"""

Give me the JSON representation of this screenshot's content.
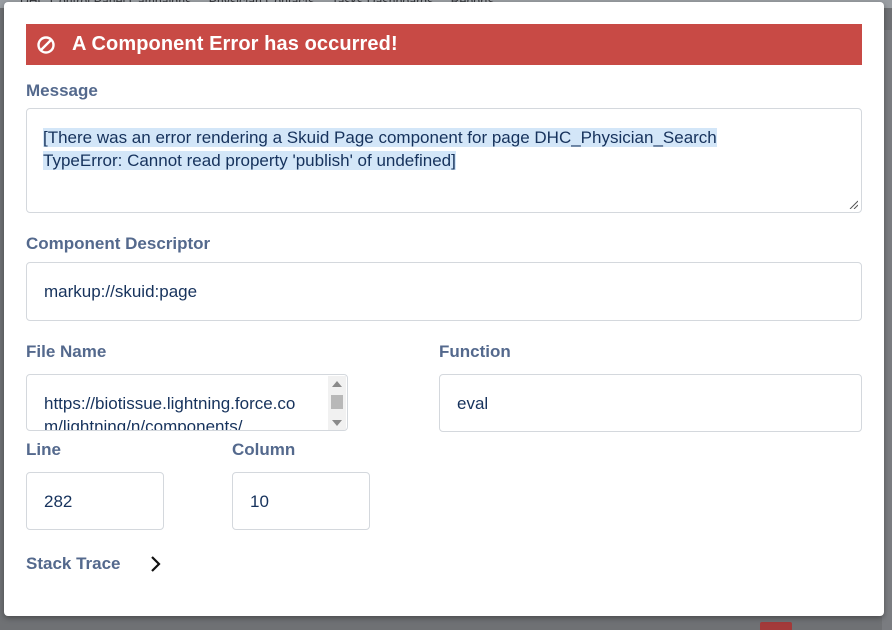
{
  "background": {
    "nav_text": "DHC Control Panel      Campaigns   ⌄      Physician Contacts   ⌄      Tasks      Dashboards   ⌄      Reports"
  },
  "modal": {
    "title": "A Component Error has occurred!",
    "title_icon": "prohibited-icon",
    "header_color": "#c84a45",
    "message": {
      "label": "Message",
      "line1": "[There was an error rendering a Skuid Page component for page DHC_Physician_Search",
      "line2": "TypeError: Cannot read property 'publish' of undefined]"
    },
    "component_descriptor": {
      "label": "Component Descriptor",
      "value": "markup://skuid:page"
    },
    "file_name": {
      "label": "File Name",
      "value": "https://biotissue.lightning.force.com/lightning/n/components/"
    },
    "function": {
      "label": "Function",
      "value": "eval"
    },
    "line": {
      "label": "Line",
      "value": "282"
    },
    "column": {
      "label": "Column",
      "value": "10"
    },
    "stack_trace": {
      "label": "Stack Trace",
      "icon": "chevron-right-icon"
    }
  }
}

"""
"""

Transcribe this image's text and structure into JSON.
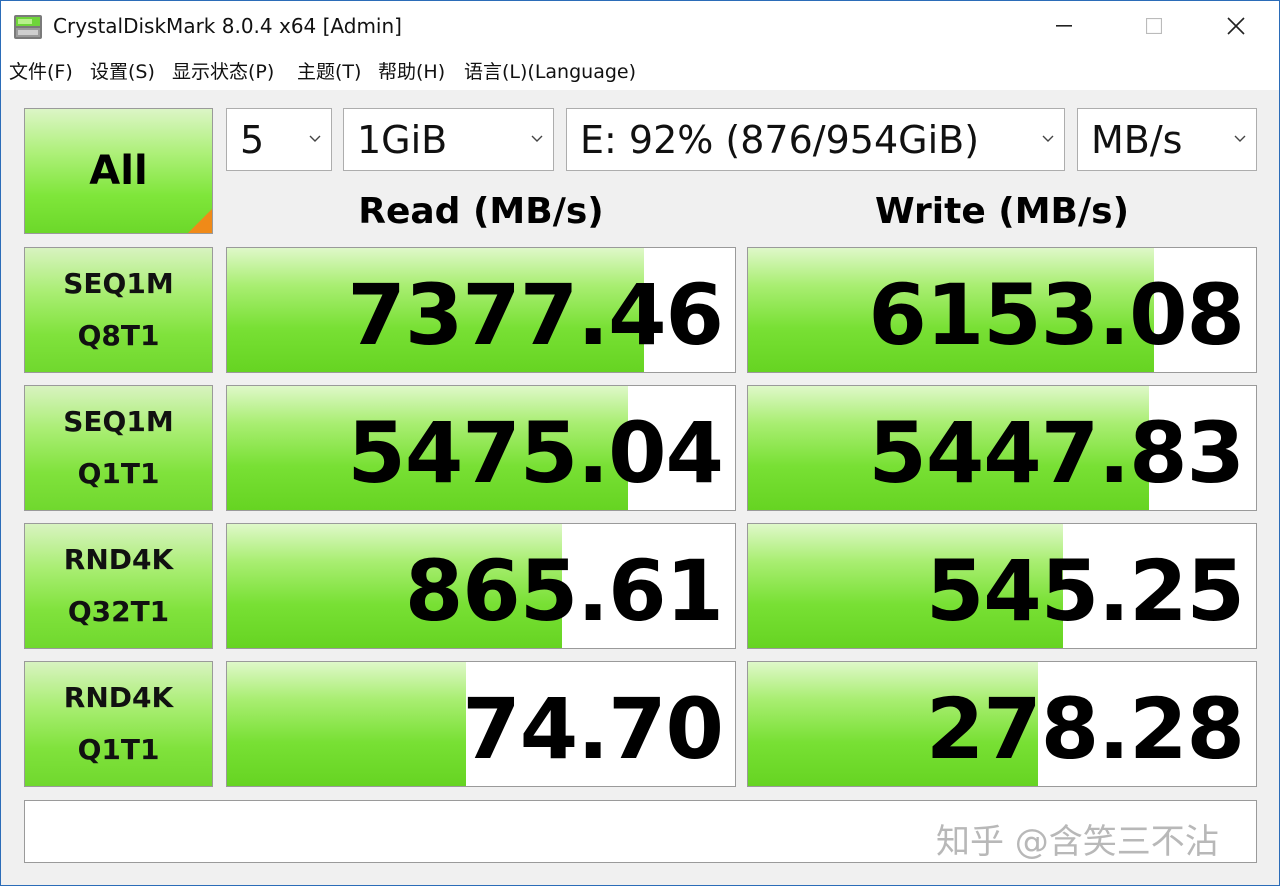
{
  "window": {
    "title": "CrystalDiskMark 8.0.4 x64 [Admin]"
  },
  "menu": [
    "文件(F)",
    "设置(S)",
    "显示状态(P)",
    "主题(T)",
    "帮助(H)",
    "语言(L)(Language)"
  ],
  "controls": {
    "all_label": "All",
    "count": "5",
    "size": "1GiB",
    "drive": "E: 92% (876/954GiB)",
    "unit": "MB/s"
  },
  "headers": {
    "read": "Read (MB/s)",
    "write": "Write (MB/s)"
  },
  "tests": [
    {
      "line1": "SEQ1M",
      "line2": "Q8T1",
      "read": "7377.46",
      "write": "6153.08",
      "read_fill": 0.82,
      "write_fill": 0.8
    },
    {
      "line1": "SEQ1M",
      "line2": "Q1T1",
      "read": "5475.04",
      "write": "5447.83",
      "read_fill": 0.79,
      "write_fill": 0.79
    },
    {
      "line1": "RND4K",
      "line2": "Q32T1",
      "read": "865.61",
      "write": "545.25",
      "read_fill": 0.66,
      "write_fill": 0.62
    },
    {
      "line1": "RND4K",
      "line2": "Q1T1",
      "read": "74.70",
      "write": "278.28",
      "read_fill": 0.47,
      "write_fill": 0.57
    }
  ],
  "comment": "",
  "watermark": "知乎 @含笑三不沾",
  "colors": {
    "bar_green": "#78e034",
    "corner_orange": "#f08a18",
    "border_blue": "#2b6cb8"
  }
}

"""

Take every line from the records above that has the word "JSON" and copy it.

Task answer
Give me the JSON representation of this screenshot's content.
Transcribe this image's text and structure into JSON.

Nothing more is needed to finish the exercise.